+++ Given data +++

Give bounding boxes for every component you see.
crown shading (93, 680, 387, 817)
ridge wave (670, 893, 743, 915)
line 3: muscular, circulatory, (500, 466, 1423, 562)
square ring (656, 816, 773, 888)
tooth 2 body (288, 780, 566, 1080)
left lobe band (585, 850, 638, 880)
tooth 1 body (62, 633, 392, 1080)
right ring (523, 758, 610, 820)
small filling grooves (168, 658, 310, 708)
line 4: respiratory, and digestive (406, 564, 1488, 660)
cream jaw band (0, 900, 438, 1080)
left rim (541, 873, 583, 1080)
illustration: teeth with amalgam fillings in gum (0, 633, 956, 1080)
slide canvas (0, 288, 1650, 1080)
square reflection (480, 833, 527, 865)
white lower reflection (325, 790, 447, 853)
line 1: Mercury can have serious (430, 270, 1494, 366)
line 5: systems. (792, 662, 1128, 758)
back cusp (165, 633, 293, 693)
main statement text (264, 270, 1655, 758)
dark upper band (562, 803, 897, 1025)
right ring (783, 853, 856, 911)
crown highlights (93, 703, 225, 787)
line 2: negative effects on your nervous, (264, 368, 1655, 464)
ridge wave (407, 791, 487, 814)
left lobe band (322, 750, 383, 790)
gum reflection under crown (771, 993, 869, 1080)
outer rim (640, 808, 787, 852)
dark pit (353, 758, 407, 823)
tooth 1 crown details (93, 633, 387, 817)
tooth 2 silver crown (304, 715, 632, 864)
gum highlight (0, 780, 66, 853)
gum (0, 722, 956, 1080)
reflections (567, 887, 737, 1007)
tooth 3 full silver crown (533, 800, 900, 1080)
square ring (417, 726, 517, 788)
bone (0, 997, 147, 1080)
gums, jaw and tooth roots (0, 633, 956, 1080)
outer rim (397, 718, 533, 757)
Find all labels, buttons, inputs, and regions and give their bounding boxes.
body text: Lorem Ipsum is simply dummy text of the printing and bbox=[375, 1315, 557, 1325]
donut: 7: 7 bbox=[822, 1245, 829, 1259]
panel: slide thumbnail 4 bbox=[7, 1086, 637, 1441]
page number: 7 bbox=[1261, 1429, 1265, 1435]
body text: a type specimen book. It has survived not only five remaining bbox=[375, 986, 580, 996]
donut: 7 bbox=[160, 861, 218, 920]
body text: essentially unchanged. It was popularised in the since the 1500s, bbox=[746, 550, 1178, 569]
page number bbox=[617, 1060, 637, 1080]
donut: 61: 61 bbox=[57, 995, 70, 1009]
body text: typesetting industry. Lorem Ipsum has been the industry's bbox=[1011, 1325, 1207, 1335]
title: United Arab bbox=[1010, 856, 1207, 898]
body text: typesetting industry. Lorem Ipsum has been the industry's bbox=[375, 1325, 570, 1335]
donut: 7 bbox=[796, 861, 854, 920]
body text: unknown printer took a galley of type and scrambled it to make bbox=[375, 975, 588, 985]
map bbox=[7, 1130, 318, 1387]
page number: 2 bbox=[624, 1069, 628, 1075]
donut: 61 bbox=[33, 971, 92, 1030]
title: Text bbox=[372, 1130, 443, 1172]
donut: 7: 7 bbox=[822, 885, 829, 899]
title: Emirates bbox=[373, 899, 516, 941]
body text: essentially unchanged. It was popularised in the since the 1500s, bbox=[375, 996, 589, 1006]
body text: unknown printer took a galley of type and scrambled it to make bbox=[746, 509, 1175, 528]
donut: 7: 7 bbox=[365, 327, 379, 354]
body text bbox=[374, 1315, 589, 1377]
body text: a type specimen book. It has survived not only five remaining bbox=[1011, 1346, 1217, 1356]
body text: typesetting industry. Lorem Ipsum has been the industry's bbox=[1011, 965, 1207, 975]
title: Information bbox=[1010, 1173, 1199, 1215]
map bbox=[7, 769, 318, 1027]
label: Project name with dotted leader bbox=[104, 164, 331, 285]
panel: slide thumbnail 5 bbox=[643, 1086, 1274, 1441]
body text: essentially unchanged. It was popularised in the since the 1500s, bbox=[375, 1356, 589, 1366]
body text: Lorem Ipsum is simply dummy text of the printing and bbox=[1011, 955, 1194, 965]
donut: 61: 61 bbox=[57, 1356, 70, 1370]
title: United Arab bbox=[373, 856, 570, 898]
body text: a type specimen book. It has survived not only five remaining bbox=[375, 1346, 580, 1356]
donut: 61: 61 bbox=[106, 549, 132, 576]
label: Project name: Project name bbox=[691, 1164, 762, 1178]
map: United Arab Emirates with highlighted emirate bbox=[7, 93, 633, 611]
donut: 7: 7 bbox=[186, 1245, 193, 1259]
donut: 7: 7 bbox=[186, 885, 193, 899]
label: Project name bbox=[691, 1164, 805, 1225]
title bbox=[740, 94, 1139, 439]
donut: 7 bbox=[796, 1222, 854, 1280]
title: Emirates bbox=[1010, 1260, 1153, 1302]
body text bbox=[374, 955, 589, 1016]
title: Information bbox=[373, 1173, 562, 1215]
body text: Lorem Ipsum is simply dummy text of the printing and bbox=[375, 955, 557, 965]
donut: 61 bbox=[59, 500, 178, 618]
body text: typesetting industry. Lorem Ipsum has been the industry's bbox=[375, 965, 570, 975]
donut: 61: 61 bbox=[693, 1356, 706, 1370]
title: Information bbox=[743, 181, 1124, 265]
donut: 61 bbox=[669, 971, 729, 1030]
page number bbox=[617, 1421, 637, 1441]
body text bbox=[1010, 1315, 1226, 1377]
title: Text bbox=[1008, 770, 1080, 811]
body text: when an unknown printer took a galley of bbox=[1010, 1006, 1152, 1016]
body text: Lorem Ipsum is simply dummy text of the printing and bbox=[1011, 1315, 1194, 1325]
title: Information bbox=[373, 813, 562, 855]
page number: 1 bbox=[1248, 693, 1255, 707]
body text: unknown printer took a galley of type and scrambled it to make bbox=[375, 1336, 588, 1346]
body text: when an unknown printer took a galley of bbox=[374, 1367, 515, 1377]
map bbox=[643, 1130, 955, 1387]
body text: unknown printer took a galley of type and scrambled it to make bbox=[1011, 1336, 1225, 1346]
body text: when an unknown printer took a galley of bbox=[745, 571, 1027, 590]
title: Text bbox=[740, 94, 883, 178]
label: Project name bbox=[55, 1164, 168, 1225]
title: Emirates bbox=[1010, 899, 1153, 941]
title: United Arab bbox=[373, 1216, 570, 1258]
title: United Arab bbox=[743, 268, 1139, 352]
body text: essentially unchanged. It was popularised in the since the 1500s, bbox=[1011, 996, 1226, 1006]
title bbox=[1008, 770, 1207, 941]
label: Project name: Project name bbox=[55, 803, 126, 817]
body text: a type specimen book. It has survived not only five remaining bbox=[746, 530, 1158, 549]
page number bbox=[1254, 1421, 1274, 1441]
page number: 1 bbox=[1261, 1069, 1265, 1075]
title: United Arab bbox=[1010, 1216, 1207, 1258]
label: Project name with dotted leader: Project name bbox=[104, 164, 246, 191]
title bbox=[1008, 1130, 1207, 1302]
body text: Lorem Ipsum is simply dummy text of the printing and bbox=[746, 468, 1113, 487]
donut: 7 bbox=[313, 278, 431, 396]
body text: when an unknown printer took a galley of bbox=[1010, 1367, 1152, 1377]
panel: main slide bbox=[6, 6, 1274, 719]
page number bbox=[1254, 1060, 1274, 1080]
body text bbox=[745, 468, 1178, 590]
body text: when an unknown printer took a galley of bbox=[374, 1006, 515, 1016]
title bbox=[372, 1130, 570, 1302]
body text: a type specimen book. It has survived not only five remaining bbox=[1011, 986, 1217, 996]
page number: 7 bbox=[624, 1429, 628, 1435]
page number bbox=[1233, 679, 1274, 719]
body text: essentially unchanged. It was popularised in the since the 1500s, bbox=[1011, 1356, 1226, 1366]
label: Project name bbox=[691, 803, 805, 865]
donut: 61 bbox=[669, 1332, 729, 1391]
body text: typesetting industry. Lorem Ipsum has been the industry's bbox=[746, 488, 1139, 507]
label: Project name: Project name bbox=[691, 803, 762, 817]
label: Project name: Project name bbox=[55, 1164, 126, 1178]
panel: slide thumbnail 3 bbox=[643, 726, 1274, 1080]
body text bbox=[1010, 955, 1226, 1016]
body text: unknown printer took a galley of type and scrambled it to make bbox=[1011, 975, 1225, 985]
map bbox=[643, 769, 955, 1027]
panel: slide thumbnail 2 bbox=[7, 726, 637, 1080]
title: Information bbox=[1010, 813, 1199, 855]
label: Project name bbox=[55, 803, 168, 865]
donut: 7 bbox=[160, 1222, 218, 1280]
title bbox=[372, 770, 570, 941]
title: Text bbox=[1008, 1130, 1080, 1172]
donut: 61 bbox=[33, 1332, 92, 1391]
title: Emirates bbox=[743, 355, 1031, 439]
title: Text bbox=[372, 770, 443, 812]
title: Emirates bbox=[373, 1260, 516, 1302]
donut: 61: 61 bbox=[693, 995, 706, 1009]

+++

* Exercise description *
Reproduce the data verbatim, starting at the first line and ending at the line containing "986, 580, 996]", with both of those lines included.

* Solution for this exercise *
Give bounding boxes for every component you see.
crown shading (93, 680, 387, 817)
ridge wave (670, 893, 743, 915)
line 3: muscular, circulatory, (500, 466, 1423, 562)
square ring (656, 816, 773, 888)
tooth 2 body (288, 780, 566, 1080)
left lobe band (585, 850, 638, 880)
tooth 1 body (62, 633, 392, 1080)
right ring (523, 758, 610, 820)
small filling grooves (168, 658, 310, 708)
line 4: respiratory, and digestive (406, 564, 1488, 660)
cream jaw band (0, 900, 438, 1080)
left rim (541, 873, 583, 1080)
illustration: teeth with amalgam fillings in gum (0, 633, 956, 1080)
slide canvas (0, 288, 1650, 1080)
square reflection (480, 833, 527, 865)
white lower reflection (325, 790, 447, 853)
line 1: Mercury can have serious (430, 270, 1494, 366)
line 5: systems. (792, 662, 1128, 758)
back cusp (165, 633, 293, 693)
main statement text (264, 270, 1655, 758)
dark upper band (562, 803, 897, 1025)
right ring (783, 853, 856, 911)
crown highlights (93, 703, 225, 787)
line 2: negative effects on your nervous, (264, 368, 1655, 464)
ridge wave (407, 791, 487, 814)
left lobe band (322, 750, 383, 790)
gum reflection under crown (771, 993, 869, 1080)
outer rim (640, 808, 787, 852)
dark pit (353, 758, 407, 823)
tooth 1 crown details (93, 633, 387, 817)
tooth 2 silver crown (304, 715, 632, 864)
gum highlight (0, 780, 66, 853)
gum (0, 722, 956, 1080)
reflections (567, 887, 737, 1007)
tooth 3 full silver crown (533, 800, 900, 1080)
square ring (417, 726, 517, 788)
bone (0, 997, 147, 1080)
gums, jaw and tooth roots (0, 633, 956, 1080)
outer rim (397, 718, 533, 757)
Find all labels, buttons, inputs, and regions and give their bounding boxes.
body text: Lorem Ipsum is simply dummy text of the printing and bbox=[375, 1315, 557, 1325]
donut: 7: 7 bbox=[822, 1245, 829, 1259]
panel: slide thumbnail 4 bbox=[7, 1086, 637, 1441]
page number: 7 bbox=[1261, 1429, 1265, 1435]
body text: a type specimen book. It has survived not only five remaining bbox=[375, 986, 580, 996]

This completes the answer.